> **EXERCISE DIRECTIONS**: Go through the data below. Pull out every line that has the word "podstawowe".

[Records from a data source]
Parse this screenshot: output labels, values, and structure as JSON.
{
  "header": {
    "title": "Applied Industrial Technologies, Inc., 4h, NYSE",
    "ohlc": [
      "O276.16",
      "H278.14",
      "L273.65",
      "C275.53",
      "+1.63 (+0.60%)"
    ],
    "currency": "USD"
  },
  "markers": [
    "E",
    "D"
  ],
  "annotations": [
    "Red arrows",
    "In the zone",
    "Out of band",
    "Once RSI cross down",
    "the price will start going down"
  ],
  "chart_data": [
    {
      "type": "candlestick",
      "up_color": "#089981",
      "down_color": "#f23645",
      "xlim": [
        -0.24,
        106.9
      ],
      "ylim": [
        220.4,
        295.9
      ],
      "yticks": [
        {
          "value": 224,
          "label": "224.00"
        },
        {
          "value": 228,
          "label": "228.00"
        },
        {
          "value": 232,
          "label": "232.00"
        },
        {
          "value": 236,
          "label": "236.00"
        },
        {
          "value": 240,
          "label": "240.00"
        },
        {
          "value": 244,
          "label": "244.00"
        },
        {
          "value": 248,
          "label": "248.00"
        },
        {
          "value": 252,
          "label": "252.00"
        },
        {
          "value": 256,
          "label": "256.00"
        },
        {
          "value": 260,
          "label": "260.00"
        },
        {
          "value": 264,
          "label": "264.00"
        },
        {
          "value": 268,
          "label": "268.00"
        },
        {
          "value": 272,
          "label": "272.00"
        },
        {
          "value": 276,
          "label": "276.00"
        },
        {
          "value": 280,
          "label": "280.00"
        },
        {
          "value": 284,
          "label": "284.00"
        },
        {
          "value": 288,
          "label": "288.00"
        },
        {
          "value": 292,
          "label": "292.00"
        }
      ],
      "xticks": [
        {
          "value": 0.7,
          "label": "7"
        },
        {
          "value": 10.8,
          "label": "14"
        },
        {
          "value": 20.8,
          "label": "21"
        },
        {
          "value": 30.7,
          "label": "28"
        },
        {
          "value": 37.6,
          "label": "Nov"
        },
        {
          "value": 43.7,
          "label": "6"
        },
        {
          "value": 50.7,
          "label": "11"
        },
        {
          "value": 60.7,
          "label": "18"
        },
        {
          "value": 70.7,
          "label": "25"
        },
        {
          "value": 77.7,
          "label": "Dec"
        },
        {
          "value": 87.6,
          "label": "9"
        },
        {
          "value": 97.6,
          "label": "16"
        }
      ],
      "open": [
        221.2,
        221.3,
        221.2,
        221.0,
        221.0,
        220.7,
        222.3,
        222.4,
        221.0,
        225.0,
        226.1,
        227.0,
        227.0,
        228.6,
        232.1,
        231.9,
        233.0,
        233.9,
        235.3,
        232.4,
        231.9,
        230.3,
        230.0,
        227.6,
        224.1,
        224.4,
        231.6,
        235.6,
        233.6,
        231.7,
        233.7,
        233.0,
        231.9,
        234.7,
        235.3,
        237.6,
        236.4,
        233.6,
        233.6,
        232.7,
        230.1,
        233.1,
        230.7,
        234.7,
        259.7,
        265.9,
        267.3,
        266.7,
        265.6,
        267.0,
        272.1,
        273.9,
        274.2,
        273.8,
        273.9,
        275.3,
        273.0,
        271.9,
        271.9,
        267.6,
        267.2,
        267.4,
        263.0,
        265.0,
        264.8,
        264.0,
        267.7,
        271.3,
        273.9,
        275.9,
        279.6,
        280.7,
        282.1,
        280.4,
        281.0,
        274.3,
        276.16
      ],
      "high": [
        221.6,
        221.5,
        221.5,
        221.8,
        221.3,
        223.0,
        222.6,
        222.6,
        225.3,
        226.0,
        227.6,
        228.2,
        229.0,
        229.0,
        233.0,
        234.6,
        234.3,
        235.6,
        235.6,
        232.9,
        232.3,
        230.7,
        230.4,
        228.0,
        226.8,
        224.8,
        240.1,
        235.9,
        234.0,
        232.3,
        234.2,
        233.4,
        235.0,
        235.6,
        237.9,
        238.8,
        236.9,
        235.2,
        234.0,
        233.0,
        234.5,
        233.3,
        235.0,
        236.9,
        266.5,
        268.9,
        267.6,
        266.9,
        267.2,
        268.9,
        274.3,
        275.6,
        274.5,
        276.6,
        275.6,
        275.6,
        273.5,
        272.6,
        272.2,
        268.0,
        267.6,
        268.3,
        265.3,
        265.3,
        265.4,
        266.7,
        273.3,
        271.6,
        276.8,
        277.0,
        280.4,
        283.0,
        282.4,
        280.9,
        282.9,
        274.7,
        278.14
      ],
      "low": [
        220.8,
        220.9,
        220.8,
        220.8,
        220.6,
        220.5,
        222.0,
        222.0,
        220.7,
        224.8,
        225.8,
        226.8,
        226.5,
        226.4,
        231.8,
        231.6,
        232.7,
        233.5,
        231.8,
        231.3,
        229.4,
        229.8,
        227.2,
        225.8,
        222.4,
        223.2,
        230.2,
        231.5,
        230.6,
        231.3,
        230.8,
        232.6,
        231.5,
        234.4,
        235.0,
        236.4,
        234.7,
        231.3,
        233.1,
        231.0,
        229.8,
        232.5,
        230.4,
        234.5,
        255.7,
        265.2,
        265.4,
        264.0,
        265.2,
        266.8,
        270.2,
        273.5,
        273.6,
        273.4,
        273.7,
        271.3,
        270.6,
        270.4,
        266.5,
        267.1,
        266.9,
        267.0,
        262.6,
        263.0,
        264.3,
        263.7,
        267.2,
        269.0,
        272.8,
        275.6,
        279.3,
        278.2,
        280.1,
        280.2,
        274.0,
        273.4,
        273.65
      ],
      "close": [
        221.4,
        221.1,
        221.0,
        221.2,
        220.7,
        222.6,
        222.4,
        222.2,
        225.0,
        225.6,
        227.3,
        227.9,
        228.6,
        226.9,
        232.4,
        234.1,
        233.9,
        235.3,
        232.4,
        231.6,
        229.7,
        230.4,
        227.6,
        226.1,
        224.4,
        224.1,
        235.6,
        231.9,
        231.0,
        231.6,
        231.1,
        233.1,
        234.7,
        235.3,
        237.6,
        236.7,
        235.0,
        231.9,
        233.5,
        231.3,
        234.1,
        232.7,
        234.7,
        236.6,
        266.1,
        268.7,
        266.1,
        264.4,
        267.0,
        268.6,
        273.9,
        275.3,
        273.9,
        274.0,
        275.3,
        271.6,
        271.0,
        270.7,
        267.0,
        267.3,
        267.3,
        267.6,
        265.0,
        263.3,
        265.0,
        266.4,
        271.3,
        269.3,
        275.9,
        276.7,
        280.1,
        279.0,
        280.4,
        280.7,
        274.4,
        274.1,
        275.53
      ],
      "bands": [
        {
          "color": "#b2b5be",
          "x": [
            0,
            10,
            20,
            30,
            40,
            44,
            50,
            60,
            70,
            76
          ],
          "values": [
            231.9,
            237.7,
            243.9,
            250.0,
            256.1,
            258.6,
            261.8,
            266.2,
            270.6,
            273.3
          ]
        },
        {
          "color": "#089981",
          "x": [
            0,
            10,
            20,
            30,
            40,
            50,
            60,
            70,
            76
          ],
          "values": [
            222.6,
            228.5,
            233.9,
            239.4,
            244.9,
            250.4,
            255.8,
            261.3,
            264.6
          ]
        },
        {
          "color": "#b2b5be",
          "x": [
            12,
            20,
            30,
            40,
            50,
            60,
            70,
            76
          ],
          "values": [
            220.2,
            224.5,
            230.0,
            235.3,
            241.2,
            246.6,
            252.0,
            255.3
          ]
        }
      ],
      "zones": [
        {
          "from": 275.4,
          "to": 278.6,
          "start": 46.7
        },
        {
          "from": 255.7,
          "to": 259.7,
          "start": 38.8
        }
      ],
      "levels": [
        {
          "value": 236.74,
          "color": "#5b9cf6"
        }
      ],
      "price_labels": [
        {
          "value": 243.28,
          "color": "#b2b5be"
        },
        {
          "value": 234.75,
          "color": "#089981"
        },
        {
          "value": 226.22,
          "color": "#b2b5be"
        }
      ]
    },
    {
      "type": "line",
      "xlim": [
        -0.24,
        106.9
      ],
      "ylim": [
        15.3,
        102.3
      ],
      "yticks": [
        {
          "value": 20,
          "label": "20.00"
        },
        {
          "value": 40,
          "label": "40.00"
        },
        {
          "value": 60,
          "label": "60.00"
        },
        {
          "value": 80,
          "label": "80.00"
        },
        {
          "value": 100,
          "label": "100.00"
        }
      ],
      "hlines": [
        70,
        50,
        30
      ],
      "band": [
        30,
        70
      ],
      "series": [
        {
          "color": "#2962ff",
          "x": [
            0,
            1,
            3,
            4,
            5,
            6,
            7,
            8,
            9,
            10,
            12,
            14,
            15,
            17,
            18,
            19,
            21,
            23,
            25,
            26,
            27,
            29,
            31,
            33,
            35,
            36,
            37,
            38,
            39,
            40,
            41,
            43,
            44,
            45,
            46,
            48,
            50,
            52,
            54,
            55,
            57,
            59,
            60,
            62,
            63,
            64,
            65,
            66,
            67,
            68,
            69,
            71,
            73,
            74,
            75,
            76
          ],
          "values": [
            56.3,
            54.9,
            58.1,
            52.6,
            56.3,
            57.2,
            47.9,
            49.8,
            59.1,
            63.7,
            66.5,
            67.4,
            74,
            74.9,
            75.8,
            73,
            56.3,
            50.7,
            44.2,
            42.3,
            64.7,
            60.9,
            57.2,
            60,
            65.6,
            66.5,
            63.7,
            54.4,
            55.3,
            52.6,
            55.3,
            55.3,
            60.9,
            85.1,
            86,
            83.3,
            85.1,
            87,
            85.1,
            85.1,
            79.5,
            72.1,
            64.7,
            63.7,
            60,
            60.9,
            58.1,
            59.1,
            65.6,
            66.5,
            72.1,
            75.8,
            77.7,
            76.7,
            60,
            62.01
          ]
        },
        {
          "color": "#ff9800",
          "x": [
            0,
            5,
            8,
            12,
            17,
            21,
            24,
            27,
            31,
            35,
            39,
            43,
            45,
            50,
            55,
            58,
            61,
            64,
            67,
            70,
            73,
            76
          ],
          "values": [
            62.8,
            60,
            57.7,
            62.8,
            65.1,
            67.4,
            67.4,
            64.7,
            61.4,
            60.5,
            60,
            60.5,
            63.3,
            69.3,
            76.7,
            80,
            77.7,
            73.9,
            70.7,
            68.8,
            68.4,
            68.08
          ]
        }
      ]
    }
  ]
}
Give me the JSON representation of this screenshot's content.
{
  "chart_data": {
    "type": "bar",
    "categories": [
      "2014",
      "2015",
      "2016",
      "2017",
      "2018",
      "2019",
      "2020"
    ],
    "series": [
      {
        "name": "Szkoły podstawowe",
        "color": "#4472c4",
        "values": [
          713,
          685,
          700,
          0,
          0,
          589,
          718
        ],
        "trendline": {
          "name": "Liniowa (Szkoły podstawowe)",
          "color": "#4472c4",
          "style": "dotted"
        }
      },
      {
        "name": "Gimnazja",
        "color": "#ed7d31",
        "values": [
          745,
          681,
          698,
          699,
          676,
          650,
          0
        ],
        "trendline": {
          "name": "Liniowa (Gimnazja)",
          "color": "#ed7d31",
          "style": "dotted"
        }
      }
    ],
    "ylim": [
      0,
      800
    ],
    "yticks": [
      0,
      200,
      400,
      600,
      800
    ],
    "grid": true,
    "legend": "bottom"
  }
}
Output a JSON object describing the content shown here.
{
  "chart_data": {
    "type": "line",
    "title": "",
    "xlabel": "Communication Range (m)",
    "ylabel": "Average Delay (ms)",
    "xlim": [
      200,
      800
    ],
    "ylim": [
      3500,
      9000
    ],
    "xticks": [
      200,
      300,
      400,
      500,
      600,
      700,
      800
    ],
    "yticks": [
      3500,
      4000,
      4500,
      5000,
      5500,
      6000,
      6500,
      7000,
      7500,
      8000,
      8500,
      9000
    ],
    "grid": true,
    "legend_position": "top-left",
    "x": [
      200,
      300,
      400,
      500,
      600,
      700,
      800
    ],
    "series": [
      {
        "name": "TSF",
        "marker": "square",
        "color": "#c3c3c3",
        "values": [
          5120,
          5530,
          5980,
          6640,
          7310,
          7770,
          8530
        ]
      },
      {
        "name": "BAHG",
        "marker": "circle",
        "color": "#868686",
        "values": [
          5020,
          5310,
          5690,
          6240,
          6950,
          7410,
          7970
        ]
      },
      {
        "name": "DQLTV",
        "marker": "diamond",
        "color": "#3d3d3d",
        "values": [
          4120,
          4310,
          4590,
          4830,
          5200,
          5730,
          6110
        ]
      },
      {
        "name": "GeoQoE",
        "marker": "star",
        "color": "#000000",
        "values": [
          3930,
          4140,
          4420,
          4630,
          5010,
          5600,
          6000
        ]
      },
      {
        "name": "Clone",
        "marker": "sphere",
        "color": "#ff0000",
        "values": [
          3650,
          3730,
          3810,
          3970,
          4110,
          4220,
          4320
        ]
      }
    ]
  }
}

> **SOLUTION TO THIS TASK**:
        "name": "Szkoły podstawowe",
          "name": "Liniowa (Szkoły podstawowe)",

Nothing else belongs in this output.